▶ **GOAL OF THE EXERCISE**: Your task is to return, word for word, only the lines from the line with "Transcribe this image's" through the close of the data. Exclude all pictures.

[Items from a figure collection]
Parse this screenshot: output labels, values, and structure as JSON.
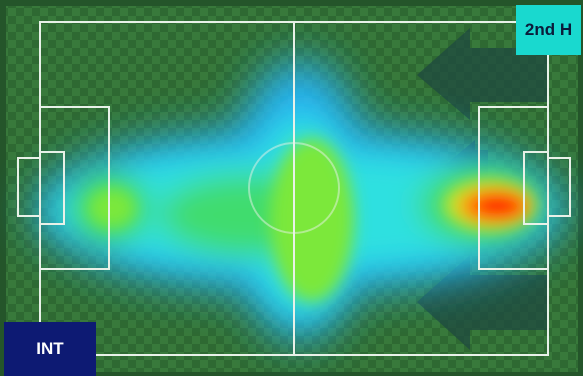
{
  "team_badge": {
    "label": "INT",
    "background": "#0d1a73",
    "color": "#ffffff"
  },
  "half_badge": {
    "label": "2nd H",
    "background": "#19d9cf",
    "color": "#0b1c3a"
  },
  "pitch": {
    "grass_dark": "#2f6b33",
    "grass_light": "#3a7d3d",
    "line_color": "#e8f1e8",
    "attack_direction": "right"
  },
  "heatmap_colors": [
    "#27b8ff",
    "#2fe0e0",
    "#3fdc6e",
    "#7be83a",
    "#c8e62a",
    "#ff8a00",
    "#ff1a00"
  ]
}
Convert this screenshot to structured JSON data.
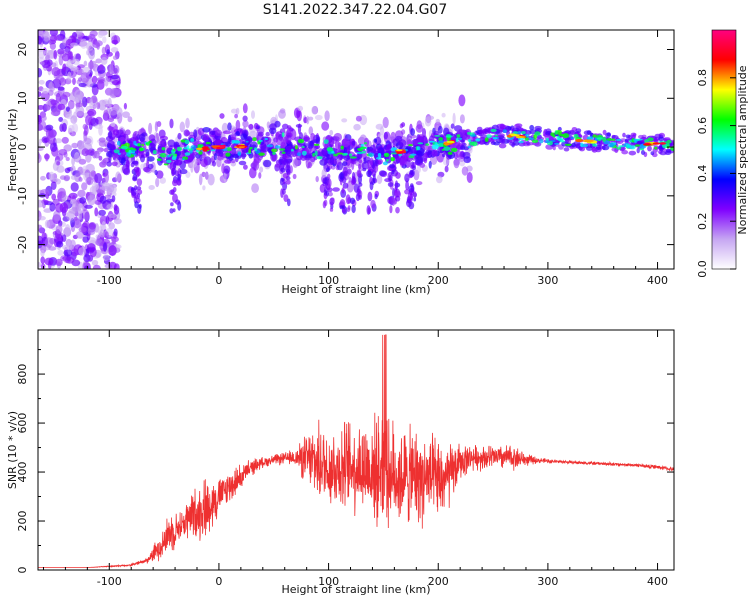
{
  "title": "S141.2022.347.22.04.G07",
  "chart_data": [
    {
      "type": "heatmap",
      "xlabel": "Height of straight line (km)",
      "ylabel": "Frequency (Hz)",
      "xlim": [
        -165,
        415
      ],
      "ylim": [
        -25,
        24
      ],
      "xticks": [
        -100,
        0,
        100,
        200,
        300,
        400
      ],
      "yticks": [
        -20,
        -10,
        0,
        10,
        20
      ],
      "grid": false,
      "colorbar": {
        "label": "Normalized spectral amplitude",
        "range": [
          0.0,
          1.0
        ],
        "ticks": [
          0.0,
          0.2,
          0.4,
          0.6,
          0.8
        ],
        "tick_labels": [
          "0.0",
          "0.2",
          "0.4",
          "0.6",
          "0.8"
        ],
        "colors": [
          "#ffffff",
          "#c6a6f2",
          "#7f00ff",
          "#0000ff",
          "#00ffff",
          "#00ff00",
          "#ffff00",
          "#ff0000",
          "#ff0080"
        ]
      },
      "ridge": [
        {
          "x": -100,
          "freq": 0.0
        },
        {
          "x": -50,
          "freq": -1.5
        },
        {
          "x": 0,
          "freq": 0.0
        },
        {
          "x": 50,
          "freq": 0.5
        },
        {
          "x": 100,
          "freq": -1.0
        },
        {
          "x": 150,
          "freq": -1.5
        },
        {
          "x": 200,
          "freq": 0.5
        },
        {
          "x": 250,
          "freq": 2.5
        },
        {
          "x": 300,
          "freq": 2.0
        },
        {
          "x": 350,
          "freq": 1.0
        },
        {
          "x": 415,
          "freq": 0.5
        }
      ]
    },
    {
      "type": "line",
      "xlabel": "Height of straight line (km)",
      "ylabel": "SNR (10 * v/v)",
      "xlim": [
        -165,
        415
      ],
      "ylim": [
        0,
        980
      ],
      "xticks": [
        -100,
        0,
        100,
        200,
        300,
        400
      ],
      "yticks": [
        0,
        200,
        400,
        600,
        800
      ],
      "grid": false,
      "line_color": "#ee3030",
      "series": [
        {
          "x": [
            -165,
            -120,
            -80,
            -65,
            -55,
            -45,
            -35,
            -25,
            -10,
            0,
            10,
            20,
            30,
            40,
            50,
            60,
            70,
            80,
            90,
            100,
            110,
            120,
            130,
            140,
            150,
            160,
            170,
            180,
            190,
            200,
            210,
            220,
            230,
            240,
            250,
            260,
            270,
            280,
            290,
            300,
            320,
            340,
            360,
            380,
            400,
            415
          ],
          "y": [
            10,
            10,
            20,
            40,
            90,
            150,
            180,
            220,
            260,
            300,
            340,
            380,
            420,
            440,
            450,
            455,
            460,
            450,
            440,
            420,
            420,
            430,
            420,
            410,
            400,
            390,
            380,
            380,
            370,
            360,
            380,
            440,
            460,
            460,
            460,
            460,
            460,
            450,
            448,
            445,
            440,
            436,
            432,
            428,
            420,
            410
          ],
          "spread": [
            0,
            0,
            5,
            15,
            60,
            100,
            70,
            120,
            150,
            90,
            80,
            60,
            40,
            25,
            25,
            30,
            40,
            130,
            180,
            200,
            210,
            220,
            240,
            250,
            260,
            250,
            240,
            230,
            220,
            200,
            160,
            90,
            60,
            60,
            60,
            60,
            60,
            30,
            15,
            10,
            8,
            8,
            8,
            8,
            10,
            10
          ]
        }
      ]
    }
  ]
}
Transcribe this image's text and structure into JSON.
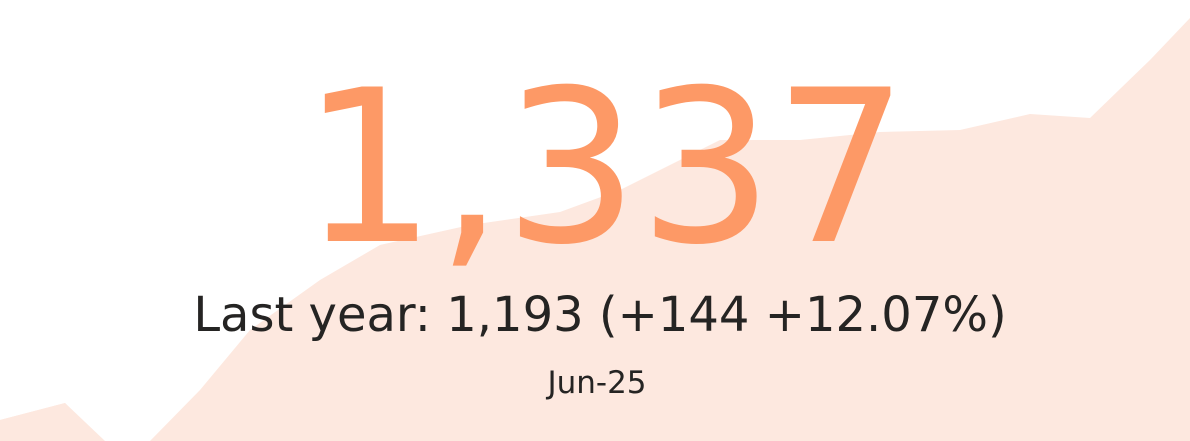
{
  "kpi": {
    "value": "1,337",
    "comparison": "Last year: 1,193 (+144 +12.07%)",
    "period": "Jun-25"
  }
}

▶ **REPLY TO THE TASK**:
Transcribe this image's text and structure into JSON.
{
  "kpi": {
    "value": "1,337",
    "comparison": "Last year: 1,193 (+144 +12.07%)",
    "period": "Jun-25"
  }
}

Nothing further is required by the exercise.